Dataset rows
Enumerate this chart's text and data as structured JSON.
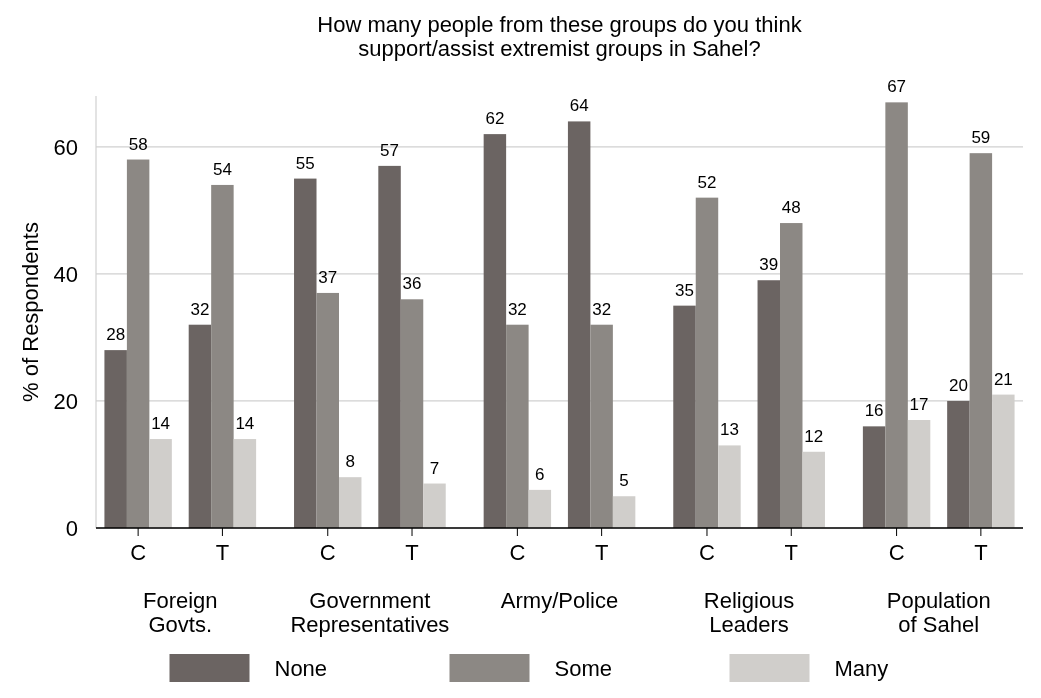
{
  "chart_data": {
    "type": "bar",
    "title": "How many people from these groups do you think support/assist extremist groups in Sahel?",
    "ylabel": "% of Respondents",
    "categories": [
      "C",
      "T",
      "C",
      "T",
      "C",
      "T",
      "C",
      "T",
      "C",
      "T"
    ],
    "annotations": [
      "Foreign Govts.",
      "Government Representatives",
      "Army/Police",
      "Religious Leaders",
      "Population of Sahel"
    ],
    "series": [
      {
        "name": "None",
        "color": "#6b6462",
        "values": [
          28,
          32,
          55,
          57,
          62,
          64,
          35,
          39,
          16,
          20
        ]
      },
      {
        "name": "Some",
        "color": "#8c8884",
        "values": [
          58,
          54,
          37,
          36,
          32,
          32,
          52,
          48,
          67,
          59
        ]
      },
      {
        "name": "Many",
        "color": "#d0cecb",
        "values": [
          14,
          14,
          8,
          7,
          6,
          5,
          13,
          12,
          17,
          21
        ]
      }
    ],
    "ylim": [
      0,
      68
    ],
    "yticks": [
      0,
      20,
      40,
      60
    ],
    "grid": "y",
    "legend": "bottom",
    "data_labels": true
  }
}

# What is being asked
Leaving aside the images, write out the entries above word for word.

# Final answer
Enumerate this chart's text and data as structured JSON.
{
  "chart_data": {
    "type": "bar",
    "title": "How many people from these groups do you think support/assist extremist groups in Sahel?",
    "ylabel": "% of Respondents",
    "categories": [
      "C",
      "T",
      "C",
      "T",
      "C",
      "T",
      "C",
      "T",
      "C",
      "T"
    ],
    "annotations": [
      "Foreign Govts.",
      "Government Representatives",
      "Army/Police",
      "Religious Leaders",
      "Population of Sahel"
    ],
    "series": [
      {
        "name": "None",
        "color": "#6b6462",
        "values": [
          28,
          32,
          55,
          57,
          62,
          64,
          35,
          39,
          16,
          20
        ]
      },
      {
        "name": "Some",
        "color": "#8c8884",
        "values": [
          58,
          54,
          37,
          36,
          32,
          32,
          52,
          48,
          67,
          59
        ]
      },
      {
        "name": "Many",
        "color": "#d0cecb",
        "values": [
          14,
          14,
          8,
          7,
          6,
          5,
          13,
          12,
          17,
          21
        ]
      }
    ],
    "ylim": [
      0,
      68
    ],
    "yticks": [
      0,
      20,
      40,
      60
    ],
    "grid": "y",
    "legend": "bottom",
    "data_labels": true
  }
}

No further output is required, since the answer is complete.